[Data extracted from a collection]
»»

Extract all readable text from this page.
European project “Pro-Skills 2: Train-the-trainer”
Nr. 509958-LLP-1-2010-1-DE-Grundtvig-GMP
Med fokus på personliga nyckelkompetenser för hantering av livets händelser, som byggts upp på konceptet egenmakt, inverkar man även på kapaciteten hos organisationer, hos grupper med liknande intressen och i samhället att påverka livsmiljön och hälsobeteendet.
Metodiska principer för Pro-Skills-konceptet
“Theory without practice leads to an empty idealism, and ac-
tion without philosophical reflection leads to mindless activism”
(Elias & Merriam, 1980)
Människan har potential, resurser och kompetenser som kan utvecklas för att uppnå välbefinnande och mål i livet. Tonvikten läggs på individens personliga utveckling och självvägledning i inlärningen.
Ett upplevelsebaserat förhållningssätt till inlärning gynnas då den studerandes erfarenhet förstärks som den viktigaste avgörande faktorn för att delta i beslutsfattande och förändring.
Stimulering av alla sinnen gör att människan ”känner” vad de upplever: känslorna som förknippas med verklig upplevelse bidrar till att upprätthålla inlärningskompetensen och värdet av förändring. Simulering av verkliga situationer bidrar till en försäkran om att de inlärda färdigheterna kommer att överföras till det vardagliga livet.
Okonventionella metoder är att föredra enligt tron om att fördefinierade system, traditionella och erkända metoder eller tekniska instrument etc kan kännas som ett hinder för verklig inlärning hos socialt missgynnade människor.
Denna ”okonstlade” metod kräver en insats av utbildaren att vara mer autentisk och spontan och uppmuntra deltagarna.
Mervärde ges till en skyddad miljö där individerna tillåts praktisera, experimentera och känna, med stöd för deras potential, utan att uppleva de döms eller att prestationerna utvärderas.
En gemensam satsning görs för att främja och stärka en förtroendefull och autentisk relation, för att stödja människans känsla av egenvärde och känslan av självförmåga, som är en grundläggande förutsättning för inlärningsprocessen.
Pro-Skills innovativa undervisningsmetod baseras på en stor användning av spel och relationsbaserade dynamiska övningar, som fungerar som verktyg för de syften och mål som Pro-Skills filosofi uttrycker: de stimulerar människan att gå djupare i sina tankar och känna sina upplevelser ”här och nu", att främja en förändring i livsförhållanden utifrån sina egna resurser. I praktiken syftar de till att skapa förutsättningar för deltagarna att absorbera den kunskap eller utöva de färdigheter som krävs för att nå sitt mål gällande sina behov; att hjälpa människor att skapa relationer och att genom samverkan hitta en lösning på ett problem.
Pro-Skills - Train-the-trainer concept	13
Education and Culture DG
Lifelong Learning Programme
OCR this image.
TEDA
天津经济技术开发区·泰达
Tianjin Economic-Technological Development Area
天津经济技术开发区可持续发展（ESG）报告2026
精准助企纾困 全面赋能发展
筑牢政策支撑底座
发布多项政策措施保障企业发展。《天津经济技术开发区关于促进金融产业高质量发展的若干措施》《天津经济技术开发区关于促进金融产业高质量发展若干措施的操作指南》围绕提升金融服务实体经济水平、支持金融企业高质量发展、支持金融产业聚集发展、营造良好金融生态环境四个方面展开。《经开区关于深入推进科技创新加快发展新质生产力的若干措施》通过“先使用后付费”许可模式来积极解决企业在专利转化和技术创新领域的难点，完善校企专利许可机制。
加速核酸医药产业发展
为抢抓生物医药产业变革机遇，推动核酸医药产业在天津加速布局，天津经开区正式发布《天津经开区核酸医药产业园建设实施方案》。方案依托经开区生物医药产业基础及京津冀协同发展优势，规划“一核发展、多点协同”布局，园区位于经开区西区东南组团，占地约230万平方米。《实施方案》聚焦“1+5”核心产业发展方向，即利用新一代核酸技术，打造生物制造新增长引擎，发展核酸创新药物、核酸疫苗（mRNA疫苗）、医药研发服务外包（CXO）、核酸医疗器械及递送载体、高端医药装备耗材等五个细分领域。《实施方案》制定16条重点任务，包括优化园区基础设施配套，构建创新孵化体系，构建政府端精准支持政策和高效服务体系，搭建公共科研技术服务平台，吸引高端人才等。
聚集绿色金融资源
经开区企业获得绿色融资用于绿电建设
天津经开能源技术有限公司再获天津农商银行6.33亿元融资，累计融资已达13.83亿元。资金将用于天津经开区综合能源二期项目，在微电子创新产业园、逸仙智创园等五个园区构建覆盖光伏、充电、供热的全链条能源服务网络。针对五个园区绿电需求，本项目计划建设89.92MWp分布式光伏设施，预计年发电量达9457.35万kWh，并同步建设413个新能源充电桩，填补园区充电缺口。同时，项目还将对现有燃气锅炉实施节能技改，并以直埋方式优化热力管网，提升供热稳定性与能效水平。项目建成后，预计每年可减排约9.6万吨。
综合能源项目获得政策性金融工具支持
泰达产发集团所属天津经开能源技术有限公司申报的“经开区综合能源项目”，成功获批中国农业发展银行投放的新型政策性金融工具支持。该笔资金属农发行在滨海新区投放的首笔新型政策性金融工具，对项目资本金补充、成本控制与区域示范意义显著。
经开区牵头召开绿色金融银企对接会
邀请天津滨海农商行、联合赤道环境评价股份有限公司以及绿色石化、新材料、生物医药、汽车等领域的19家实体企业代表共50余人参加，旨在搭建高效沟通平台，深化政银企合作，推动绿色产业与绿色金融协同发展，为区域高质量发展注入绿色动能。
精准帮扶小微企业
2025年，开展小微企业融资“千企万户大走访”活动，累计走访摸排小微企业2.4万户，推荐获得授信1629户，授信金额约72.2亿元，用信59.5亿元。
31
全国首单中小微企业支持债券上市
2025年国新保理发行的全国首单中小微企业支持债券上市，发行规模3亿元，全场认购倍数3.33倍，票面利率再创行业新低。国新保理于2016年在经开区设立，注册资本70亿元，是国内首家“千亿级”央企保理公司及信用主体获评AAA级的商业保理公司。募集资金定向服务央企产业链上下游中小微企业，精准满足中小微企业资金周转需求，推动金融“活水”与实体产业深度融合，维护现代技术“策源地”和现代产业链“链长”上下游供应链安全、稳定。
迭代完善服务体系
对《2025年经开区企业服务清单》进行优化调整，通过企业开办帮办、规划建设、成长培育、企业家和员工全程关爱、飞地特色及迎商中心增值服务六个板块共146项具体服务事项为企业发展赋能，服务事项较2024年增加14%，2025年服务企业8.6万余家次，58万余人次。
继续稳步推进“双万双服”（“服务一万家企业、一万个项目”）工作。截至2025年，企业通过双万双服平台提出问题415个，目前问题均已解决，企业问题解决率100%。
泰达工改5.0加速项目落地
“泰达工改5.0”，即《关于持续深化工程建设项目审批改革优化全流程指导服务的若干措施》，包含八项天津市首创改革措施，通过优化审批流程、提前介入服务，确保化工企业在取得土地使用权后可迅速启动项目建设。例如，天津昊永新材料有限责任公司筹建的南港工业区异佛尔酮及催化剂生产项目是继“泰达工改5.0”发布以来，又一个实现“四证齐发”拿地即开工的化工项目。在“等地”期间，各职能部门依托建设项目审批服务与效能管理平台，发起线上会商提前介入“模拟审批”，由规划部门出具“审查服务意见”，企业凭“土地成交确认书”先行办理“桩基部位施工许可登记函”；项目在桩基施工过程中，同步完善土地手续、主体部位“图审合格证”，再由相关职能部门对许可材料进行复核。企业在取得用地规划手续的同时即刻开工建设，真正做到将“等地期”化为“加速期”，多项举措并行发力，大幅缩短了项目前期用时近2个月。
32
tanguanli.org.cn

««

Show each line of the records above containing "Train".

ANSWER SPACE:
European project “Pro-Skills 2: Train-the-trainer”
Pro-Skills - Train-the-trainer concept	13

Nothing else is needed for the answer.